Dataset excerpts
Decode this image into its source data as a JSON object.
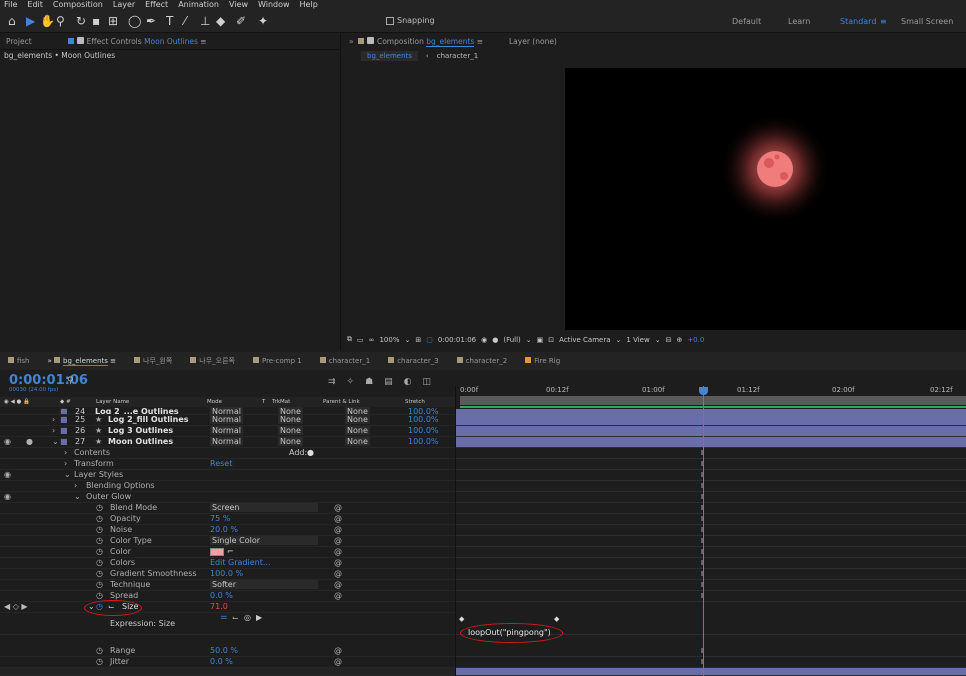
{
  "menu": [
    "File",
    "Edit",
    "Composition",
    "Layer",
    "Effect",
    "Animation",
    "View",
    "Window",
    "Help"
  ],
  "toolbar": {
    "snapping_label": "Snapping",
    "workspaces": [
      {
        "label": "Default",
        "active": false
      },
      {
        "label": "Learn",
        "active": false
      },
      {
        "label": "Standard",
        "active": true
      },
      {
        "label": "Small Screen",
        "active": false
      }
    ]
  },
  "left_panel": {
    "tab_project": "Project",
    "tab_effect_controls_prefix": "Effect Controls",
    "tab_effect_controls_layer": "Moon Outlines",
    "breadcrumb": "bg_elements • Moon Outlines"
  },
  "comp_panel": {
    "tab_prefix": "Composition",
    "tab_comp": "bg_elements",
    "layer_tab": "Layer (none)",
    "crumbs": [
      "bg_elements",
      "character_1"
    ]
  },
  "viewer_bar": {
    "zoom": "100%",
    "timecode": "0:00:01:06",
    "resolution": "(Full)",
    "camera": "Active Camera",
    "views": "1 View",
    "exposure": "+0.0"
  },
  "timeline_tabs": [
    {
      "label": "fish",
      "color": "#a89a7a"
    },
    {
      "label": "bg_elements",
      "color": "#a89a7a",
      "active": true
    },
    {
      "label": "나무_왼쪽",
      "color": "#a89a7a"
    },
    {
      "label": "나무_오른쪽",
      "color": "#a89a7a"
    },
    {
      "label": "Pre-comp 1",
      "color": "#a89a7a"
    },
    {
      "label": "character_1",
      "color": "#a89a7a"
    },
    {
      "label": "character_3",
      "color": "#a89a7a"
    },
    {
      "label": "character_2",
      "color": "#a89a7a"
    },
    {
      "label": "Fire Rig",
      "color": "#e39a2a"
    }
  ],
  "timeline": {
    "timecode": "0:00:01:06",
    "subcode": "00030 (24.00 fps)"
  },
  "columns": {
    "layer_name": "Layer Name",
    "mode": "Mode",
    "t": "T",
    "trkmat": "TrkMat",
    "parent": "Parent & Link",
    "stretch": "Stretch"
  },
  "layers": [
    {
      "num": "24",
      "name": "Log 2_...e Outlines",
      "mode": "Normal",
      "trk": "None",
      "parent": "None",
      "stretch": "100.0%"
    },
    {
      "num": "25",
      "name": "Log 2_fill Outlines",
      "mode": "Normal",
      "trk": "None",
      "parent": "None",
      "stretch": "100.0%"
    },
    {
      "num": "26",
      "name": "Log 3 Outlines",
      "mode": "Normal",
      "trk": "None",
      "parent": "None",
      "stretch": "100.0%"
    },
    {
      "num": "27",
      "name": "Moon Outlines",
      "mode": "Normal",
      "trk": "None",
      "parent": "None",
      "stretch": "100.0%"
    }
  ],
  "props": {
    "contents": "Contents",
    "add_label": "Add:",
    "transform": "Transform",
    "reset": "Reset",
    "layer_styles": "Layer Styles",
    "blending_options": "Blending Options",
    "outer_glow": "Outer Glow",
    "items": [
      {
        "label": "Blend Mode",
        "value": "Screen",
        "kind": "dropdown"
      },
      {
        "label": "Opacity",
        "value": "75 %",
        "kind": "val"
      },
      {
        "label": "Noise",
        "value": "20.0 %",
        "kind": "val"
      },
      {
        "label": "Color Type",
        "value": "Single Color",
        "kind": "dropdown"
      },
      {
        "label": "Color",
        "value": "",
        "kind": "swatch"
      },
      {
        "label": "Colors",
        "value": "Edit Gradient...",
        "kind": "val"
      },
      {
        "label": "Gradient Smoothness",
        "value": "100.0 %",
        "kind": "val"
      },
      {
        "label": "Technique",
        "value": "Softer",
        "kind": "dropdown"
      },
      {
        "label": "Spread",
        "value": "0.0 %",
        "kind": "val"
      }
    ],
    "size_label": "Size",
    "size_value": "71.0",
    "expression_label": "Expression: Size",
    "range_label": "Range",
    "range_value": "50.0 %",
    "jitter_label": "Jitter",
    "jitter_value": "0.0 %"
  },
  "ruler": [
    "0:00f",
    "00:12f",
    "01:00f",
    "01:12f",
    "02:00f",
    "02:12f"
  ],
  "expression_text": "loopOut(\"pingpong\")",
  "colors": {
    "accent": "#3f86d6",
    "layer_bar": "#6a6ea8",
    "moon": "#f07c7c",
    "annotation": "#d01c1c"
  }
}
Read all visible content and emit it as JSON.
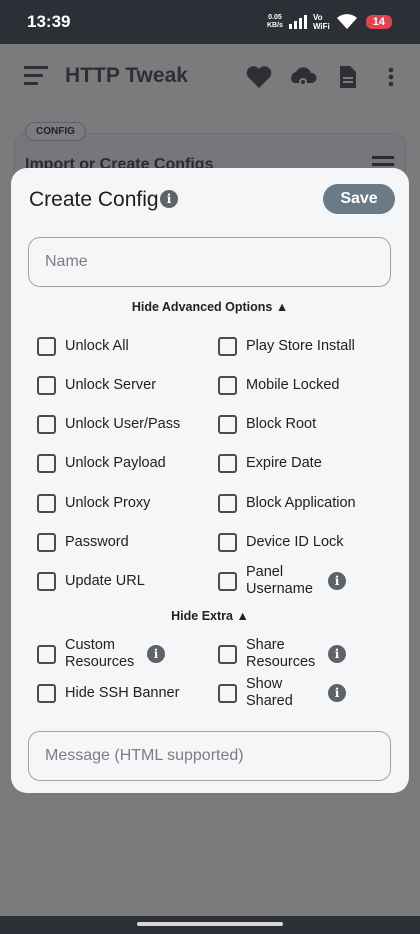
{
  "status": {
    "time": "13:39",
    "net_speed_value": "0.05",
    "net_speed_unit": "KB/s",
    "volte_top": "Vo",
    "volte_bottom": "WiFi",
    "battery": "14"
  },
  "app_bar": {
    "title": "HTTP Tweak",
    "icons": [
      "menu-icon",
      "heart-icon",
      "cloud-sync-icon",
      "document-icon",
      "more-vert-icon"
    ]
  },
  "background": {
    "chip": "CONFIG",
    "card_title": "Import or Create Configs"
  },
  "dialog": {
    "title": "Create Config",
    "save_label": "Save",
    "name_placeholder": "Name",
    "advanced_toggle": "Hide Advanced Options ▲",
    "extra_toggle": "Hide Extra ▲",
    "message_placeholder": "Message (HTML supported)",
    "advanced_options": [
      {
        "left": "Unlock All",
        "right": "Play Store Install"
      },
      {
        "left": "Unlock Server",
        "right": "Mobile Locked"
      },
      {
        "left": "Unlock User/Pass",
        "right": "Block Root"
      },
      {
        "left": "Unlock Payload",
        "right": "Expire Date"
      },
      {
        "left": "Unlock Proxy",
        "right": "Block Application"
      },
      {
        "left": "Password",
        "right": "Device ID Lock"
      },
      {
        "left": "Update URL",
        "right": "Panel Username"
      }
    ],
    "extra_options": [
      {
        "left": "Custom Resources",
        "right": "Share Resources"
      },
      {
        "left": "Hide SSH Banner",
        "right": "Show Shared"
      }
    ],
    "info_glyph": "i"
  }
}
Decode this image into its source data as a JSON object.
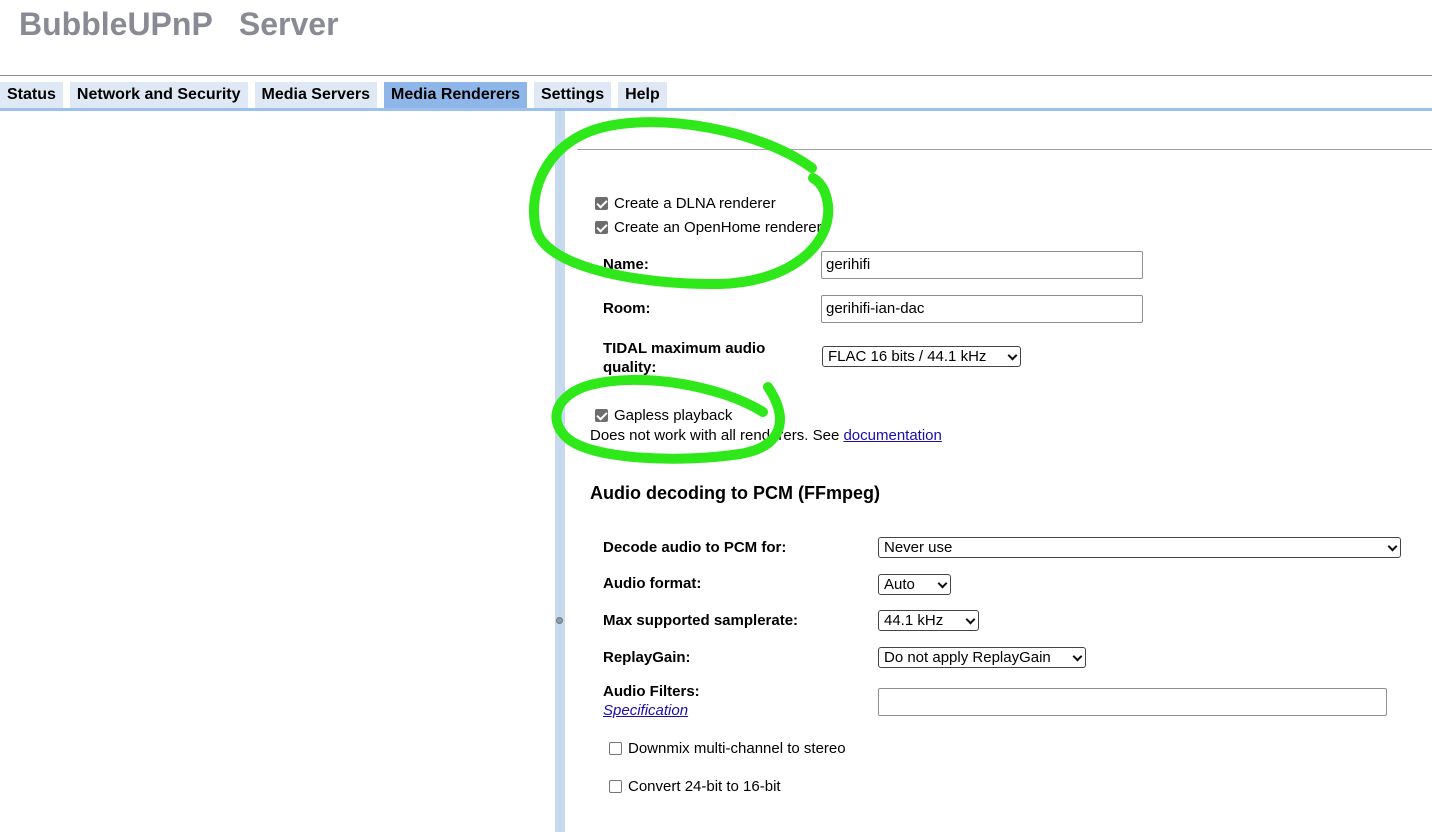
{
  "app": {
    "title": "BubbleUPnP   Server"
  },
  "tabs": [
    {
      "label": "Status",
      "active": false
    },
    {
      "label": "Network and Security",
      "active": false
    },
    {
      "label": "Media Servers",
      "active": false
    },
    {
      "label": "Media Renderers",
      "active": true
    },
    {
      "label": "Settings",
      "active": false
    },
    {
      "label": "Help",
      "active": false
    }
  ],
  "renderer": {
    "dlna_label": "Create a DLNA renderer",
    "dlna_checked": true,
    "openhome_label": "Create an OpenHome renderer",
    "openhome_checked": true,
    "name_label": "Name:",
    "name_value": "gerihifi",
    "room_label": "Room:",
    "room_value": "gerihifi-ian-dac",
    "tidal_label_line1": "TIDAL maximum audio",
    "tidal_label_line2": "quality:",
    "tidal_value": "FLAC 16 bits / 44.1 kHz",
    "gapless_label": "Gapless playback",
    "gapless_checked": true,
    "gapless_note": "Does not work with all renderers. See",
    "gapless_link": "documentation"
  },
  "ffmpeg": {
    "section_title": "Audio decoding to PCM (FFmpeg)",
    "decode_label": "Decode audio to PCM for:",
    "decode_value": "Never use",
    "format_label": "Audio format:",
    "format_value": "Auto",
    "samplerate_label": "Max supported samplerate:",
    "samplerate_value": "44.1 kHz",
    "replaygain_label": "ReplayGain:",
    "replaygain_value": "Do not apply ReplayGain",
    "filters_label": "Audio Filters:",
    "filters_link": "Specification",
    "filters_value": "",
    "downmix_label": "Downmix multi-channel to stereo",
    "downmix_checked": false,
    "convert_label": "Convert 24-bit to 16-bit",
    "convert_checked": false
  },
  "colors": {
    "annotation": "#2ee81a",
    "active_tab": "#8fb6e8",
    "tab": "#dfe9f5",
    "title": "#8a8a94"
  }
}
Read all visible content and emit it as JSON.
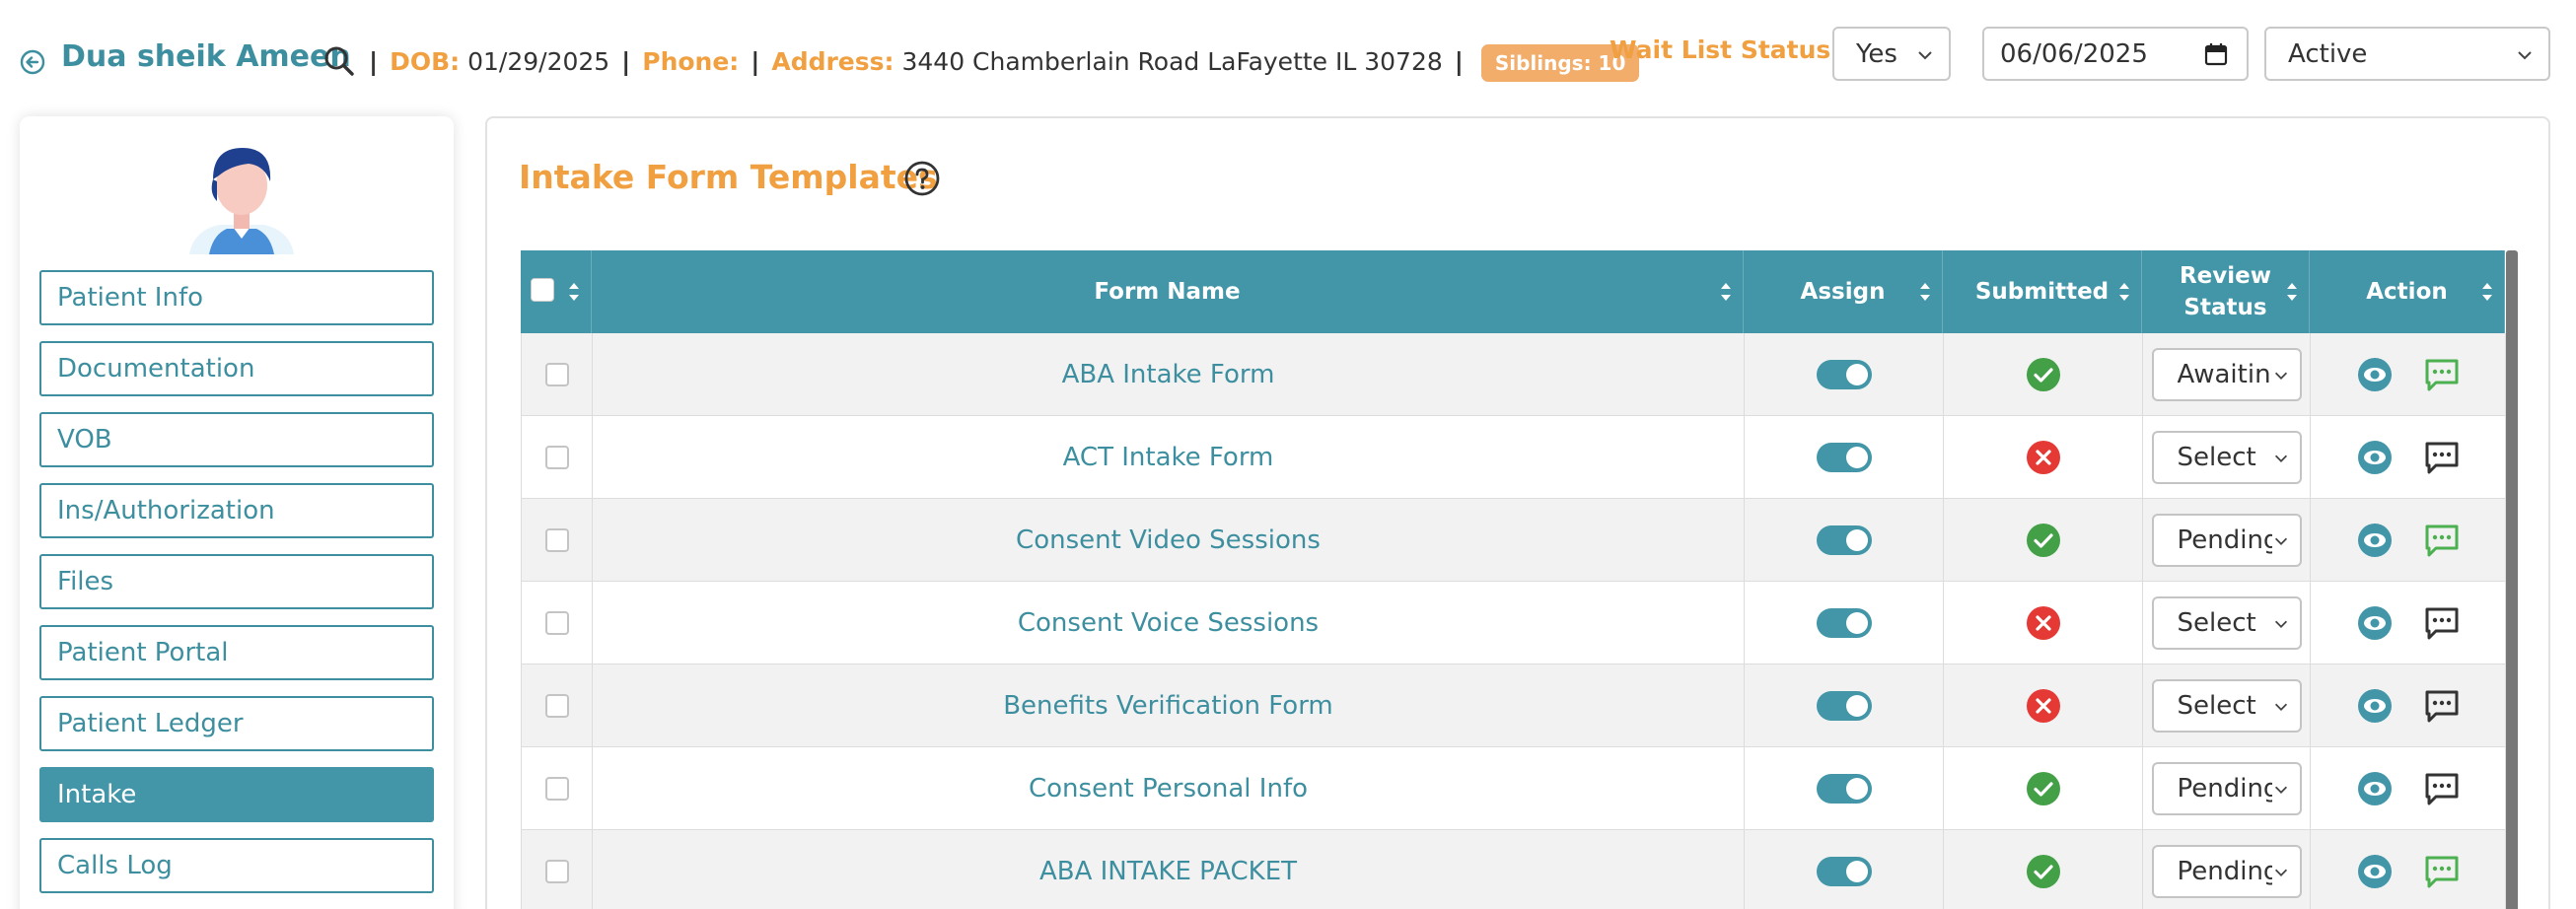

TASK BRIEF →
Will you restate every entry word for word and omit the images?

SOLUTION →
Decode this image into its source data as a JSON object.
{
  "menu": [
    "File",
    "Edit",
    "Composition",
    "Layer",
    "Effect",
    "Animation",
    "View",
    "Window",
    "Help"
  ],
  "toolbar": {
    "snapping_label": "Snapping",
    "workspaces": [
      {
        "label": "Default",
        "active": false
      },
      {
        "label": "Learn",
        "active": false
      },
      {
        "label": "Standard",
        "active": true
      },
      {
        "label": "Small Screen",
        "active": false
      }
    ]
  },
  "left_panel": {
    "tab_project": "Project",
    "tab_effect_controls_prefix": "Effect Controls",
    "tab_effect_controls_layer": "Moon Outlines",
    "breadcrumb": "bg_elements • Moon Outlines"
  },
  "comp_panel": {
    "tab_prefix": "Composition",
    "tab_comp": "bg_elements",
    "layer_tab": "Layer (none)",
    "crumbs": [
      "bg_elements",
      "character_1"
    ]
  },
  "viewer_bar": {
    "zoom": "100%",
    "timecode": "0:00:01:06",
    "resolution": "(Full)",
    "camera": "Active Camera",
    "views": "1 View",
    "exposure": "+0.0"
  },
  "timeline_tabs": [
    {
      "label": "fish",
      "color": "#a89a7a"
    },
    {
      "label": "bg_elements",
      "color": "#a89a7a",
      "active": true
    },
    {
      "label": "나무_왼쪽",
      "color": "#a89a7a"
    },
    {
      "label": "나무_오른쪽",
      "color": "#a89a7a"
    },
    {
      "label": "Pre-comp 1",
      "color": "#a89a7a"
    },
    {
      "label": "character_1",
      "color": "#a89a7a"
    },
    {
      "label": "character_3",
      "color": "#a89a7a"
    },
    {
      "label": "character_2",
      "color": "#a89a7a"
    },
    {
      "label": "Fire Rig",
      "color": "#e39a2a"
    }
  ],
  "timeline": {
    "timecode": "0:00:01:06",
    "subcode": "00030 (24.00 fps)"
  },
  "columns": {
    "layer_name": "Layer Name",
    "mode": "Mode",
    "t": "T",
    "trkmat": "TrkMat",
    "parent": "Parent & Link",
    "stretch": "Stretch"
  },
  "layers": [
    {
      "num": "24",
      "name": "Log 2_...e Outlines",
      "mode": "Normal",
      "trk": "None",
      "parent": "None",
      "stretch": "100.0%"
    },
    {
      "num": "25",
      "name": "Log 2_fill Outlines",
      "mode": "Normal",
      "trk": "None",
      "parent": "None",
      "stretch": "100.0%"
    },
    {
      "num": "26",
      "name": "Log 3 Outlines",
      "mode": "Normal",
      "trk": "None",
      "parent": "None",
      "stretch": "100.0%"
    },
    {
      "num": "27",
      "name": "Moon Outlines",
      "mode": "Normal",
      "trk": "None",
      "parent": "None",
      "stretch": "100.0%"
    }
  ],
  "props": {
    "contents": "Contents",
    "add_label": "Add:",
    "transform": "Transform",
    "reset": "Reset",
    "layer_styles": "Layer Styles",
    "blending_options": "Blending Options",
    "outer_glow": "Outer Glow",
    "items": [
      {
        "label": "Blend Mode",
        "value": "Screen",
        "kind": "dropdown"
      },
      {
        "label": "Opacity",
        "value": "75 %",
        "kind": "val"
      },
      {
        "label": "Noise",
        "value": "20.0 %",
        "kind": "val"
      },
      {
        "label": "Color Type",
        "value": "Single Color",
        "kind": "dropdown"
      },
      {
        "label": "Color",
        "value": "",
        "kind": "swatch"
      },
      {
        "label": "Colors",
        "value": "Edit Gradient...",
        "kind": "val"
      },
      {
        "label": "Gradient Smoothness",
        "value": "100.0 %",
        "kind": "val"
      },
      {
        "label": "Technique",
        "value": "Softer",
        "kind": "dropdown"
      },
      {
        "label": "Spread",
        "value": "0.0 %",
        "kind": "val"
      }
    ],
    "size_label": "Size",
    "size_value": "71.0",
    "expression_label": "Expression: Size",
    "range_label": "Range",
    "range_value": "50.0 %",
    "jitter_label": "Jitter",
    "jitter_value": "0.0 %"
  },
  "ruler": [
    "0:00f",
    "00:12f",
    "01:00f",
    "01:12f",
    "02:00f",
    "02:12f"
  ],
  "expression_text": "loopOut(\"pingpong\")",
  "colors": {
    "accent": "#3f86d6",
    "layer_bar": "#6a6ea8",
    "moon": "#f07c7c",
    "annotation": "#d01c1c"
  }
}
Read all visible content and emit it as JSON.
{
  "status": {
    "time": "13:39",
    "net_speed_value": "0.05",
    "net_speed_unit": "KB/s",
    "volte_top": "Vo",
    "volte_bottom": "WiFi",
    "battery": "14"
  },
  "app_bar": {
    "title": "HTTP Tweak",
    "icons": [
      "menu-icon",
      "heart-icon",
      "cloud-sync-icon",
      "document-icon",
      "more-vert-icon"
    ]
  },
  "background": {
    "chip": "CONFIG",
    "card_title": "Import or Create Configs"
  },
  "dialog": {
    "title": "Create Config",
    "save_label": "Save",
    "name_placeholder": "Name",
    "advanced_toggle": "Hide Advanced Options ▲",
    "extra_toggle": "Hide Extra ▲",
    "message_placeholder": "Message (HTML supported)",
    "advanced_options": [
      {
        "left": "Unlock All",
        "right": "Play Store Install"
      },
      {
        "left": "Unlock Server",
        "right": "Mobile Locked"
      },
      {
        "left": "Unlock User/Pass",
        "right": "Block Root"
      },
      {
        "left": "Unlock Payload",
        "right": "Expire Date"
      },
      {
        "left": "Unlock Proxy",
        "right": "Block Application"
      },
      {
        "left": "Password",
        "right": "Device ID Lock"
      },
      {
        "left": "Update URL",
        "right": "Panel Username"
      }
    ],
    "extra_options": [
      {
        "left": "Custom Resources",
        "right": "Share Resources"
      },
      {
        "left": "Hide SSH Banner",
        "right": "Show Shared"
      }
    ],
    "info_glyph": "i"
  }
}
Decode this image into its source data as a JSON object.
{
  "app": {
    "title": "BubbleUPnP   Server"
  },
  "tabs": [
    {
      "label": "Status",
      "active": false
    },
    {
      "label": "Network and Security",
      "active": false
    },
    {
      "label": "Media Servers",
      "active": false
    },
    {
      "label": "Media Renderers",
      "active": true
    },
    {
      "label": "Settings",
      "active": false
    },
    {
      "label": "Help",
      "active": false
    }
  ],
  "renderer": {
    "dlna_label": "Create a DLNA renderer",
    "dlna_checked": true,
    "openhome_label": "Create an OpenHome renderer",
    "openhome_checked": true,
    "name_label": "Name:",
    "name_value": "gerihifi",
    "room_label": "Room:",
    "room_value": "gerihifi-ian-dac",
    "tidal_label_line1": "TIDAL maximum audio",
    "tidal_label_line2": "quality:",
    "tidal_value": "FLAC 16 bits / 44.1 kHz",
    "gapless_label": "Gapless playback",
    "gapless_checked": true,
    "gapless_note": "Does not work with all renderers. See",
    "gapless_link": "documentation"
  },
  "ffmpeg": {
    "section_title": "Audio decoding to PCM (FFmpeg)",
    "decode_label": "Decode audio to PCM for:",
    "decode_value": "Never use",
    "format_label": "Audio format:",
    "format_value": "Auto",
    "samplerate_label": "Max supported samplerate:",
    "samplerate_value": "44.1 kHz",
    "replaygain_label": "ReplayGain:",
    "replaygain_value": "Do not apply ReplayGain",
    "filters_label": "Audio Filters:",
    "filters_link": "Specification",
    "filters_value": "",
    "downmix_label": "Downmix multi-channel to stereo",
    "downmix_checked": false,
    "convert_label": "Convert 24-bit to 16-bit",
    "convert_checked": false
  },
  "colors": {
    "annotation": "#2ee81a",
    "active_tab": "#8fb6e8",
    "tab": "#dfe9f5",
    "title": "#8a8a94"
  }
}
Read all visible content and emit it as JSON.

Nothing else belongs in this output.